* Set task
List every line below containing "matching".
[Supplied data start]
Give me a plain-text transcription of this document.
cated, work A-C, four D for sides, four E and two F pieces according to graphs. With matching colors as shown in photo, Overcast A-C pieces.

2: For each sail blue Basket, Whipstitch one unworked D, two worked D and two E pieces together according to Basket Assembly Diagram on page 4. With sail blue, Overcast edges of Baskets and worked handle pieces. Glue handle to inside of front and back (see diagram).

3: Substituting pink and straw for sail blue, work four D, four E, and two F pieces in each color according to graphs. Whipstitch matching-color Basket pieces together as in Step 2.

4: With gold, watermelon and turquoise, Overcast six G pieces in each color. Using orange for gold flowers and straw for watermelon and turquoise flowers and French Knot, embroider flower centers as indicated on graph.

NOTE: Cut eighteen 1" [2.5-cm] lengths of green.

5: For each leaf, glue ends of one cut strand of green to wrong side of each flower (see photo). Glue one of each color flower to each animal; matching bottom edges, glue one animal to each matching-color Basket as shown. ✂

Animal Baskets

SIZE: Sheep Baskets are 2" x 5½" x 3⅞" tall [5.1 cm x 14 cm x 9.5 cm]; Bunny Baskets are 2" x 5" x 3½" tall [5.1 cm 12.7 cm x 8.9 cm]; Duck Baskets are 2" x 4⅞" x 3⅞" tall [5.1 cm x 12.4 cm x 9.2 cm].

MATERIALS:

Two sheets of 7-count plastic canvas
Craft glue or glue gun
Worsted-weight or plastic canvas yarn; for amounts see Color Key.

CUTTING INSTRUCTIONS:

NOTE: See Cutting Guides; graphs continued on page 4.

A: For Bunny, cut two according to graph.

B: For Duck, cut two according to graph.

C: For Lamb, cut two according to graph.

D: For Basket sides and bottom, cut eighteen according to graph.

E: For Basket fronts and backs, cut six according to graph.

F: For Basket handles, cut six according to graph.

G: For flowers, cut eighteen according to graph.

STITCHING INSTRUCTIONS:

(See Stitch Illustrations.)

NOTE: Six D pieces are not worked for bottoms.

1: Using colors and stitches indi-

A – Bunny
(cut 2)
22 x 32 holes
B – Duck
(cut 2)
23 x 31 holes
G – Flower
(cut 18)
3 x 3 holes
[Supplied data end]
[Supplied data start]
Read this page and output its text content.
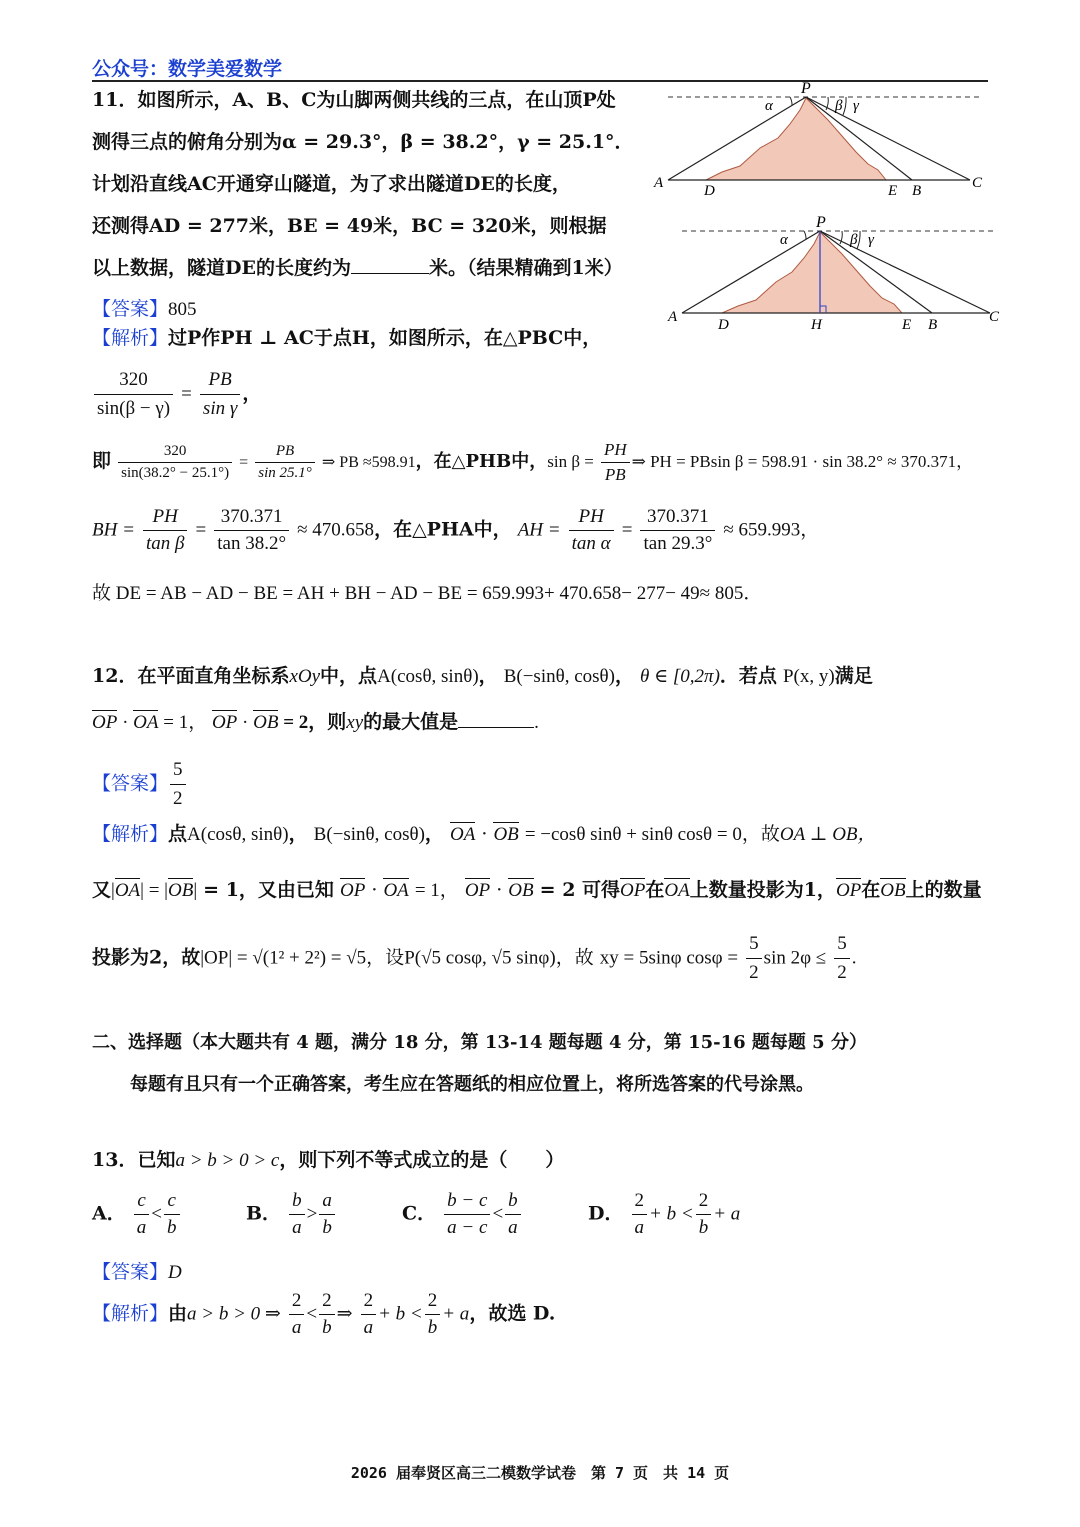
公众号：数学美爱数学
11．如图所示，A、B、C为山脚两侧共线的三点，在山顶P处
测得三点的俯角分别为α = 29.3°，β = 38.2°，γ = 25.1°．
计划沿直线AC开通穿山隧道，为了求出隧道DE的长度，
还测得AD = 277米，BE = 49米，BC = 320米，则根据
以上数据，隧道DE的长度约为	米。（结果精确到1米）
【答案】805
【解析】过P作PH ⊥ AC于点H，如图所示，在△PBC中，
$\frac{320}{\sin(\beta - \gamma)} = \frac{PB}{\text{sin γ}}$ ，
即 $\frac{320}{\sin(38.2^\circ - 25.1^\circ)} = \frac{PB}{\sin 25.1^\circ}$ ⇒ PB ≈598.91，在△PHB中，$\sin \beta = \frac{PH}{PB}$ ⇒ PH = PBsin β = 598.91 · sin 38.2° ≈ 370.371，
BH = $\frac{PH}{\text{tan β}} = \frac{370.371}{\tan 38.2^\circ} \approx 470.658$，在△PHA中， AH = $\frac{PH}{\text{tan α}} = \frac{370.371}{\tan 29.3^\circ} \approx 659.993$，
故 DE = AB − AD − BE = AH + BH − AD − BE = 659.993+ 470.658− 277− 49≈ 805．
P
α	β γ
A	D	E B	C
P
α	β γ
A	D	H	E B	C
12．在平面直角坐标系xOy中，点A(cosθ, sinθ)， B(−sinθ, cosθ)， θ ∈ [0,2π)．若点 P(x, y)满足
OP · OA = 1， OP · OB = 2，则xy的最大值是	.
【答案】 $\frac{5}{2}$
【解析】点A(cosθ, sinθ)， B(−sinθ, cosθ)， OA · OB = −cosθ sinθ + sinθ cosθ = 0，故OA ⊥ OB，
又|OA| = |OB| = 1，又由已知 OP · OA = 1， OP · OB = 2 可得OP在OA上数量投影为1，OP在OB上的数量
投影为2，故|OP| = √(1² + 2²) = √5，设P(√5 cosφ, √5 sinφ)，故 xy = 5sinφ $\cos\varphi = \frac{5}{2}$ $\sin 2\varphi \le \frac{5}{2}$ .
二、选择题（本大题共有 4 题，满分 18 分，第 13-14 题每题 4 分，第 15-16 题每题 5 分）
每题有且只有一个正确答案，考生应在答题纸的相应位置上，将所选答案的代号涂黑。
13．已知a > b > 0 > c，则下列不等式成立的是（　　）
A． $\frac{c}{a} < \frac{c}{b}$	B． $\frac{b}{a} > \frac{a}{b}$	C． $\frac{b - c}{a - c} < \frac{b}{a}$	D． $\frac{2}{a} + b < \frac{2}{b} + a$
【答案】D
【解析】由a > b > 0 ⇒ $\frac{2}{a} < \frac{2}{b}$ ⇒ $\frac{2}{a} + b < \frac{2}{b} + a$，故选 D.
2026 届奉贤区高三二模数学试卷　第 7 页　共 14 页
[Supplied data end]
[Supplied data start]
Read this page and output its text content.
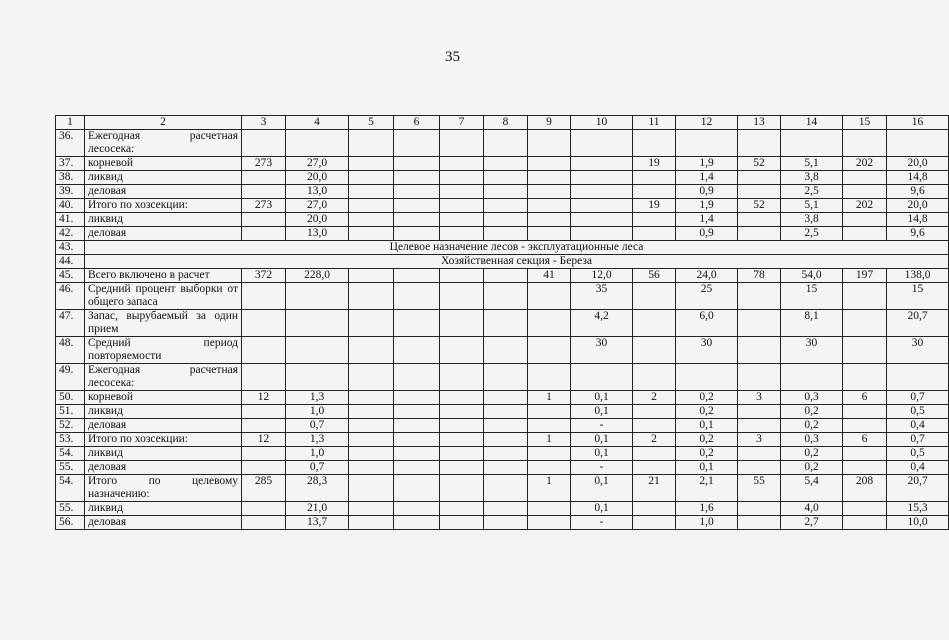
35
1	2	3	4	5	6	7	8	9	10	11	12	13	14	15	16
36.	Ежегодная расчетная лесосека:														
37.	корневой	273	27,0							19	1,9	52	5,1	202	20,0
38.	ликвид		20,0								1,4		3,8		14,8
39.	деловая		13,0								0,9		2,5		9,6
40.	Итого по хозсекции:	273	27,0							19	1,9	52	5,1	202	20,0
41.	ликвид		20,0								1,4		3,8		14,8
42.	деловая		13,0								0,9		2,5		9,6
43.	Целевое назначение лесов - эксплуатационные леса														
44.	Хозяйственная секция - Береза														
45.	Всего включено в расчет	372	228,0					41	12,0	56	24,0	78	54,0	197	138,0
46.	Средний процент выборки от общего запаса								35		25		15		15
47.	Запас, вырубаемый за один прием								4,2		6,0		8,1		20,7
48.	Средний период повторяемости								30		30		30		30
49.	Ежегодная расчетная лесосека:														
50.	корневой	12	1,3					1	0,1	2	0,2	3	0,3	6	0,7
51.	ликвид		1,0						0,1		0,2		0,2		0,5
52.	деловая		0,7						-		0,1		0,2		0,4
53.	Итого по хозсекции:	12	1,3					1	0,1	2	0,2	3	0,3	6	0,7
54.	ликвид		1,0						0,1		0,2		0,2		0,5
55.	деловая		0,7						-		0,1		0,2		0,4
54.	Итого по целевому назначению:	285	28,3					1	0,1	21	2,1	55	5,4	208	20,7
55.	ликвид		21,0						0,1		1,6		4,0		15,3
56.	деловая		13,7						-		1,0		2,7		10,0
[Supplied data end]
* Solution
cated, work A-C, four D for sides, four E and two F pieces according to graphs. With matching colors as shown in photo, Overcast A-C pieces.
3: Substituting pink and straw for sail blue, work four D, four E, and two F pieces in each color according to graphs. Whipstitch matching-color Basket pieces together as in Step 2.
5: For each leaf, glue ends of one cut strand of green to wrong side of each flower (see photo). Glue one of each color flower to each animal; matching bottom edges, glue one animal to each matching-color Basket as shown. ✂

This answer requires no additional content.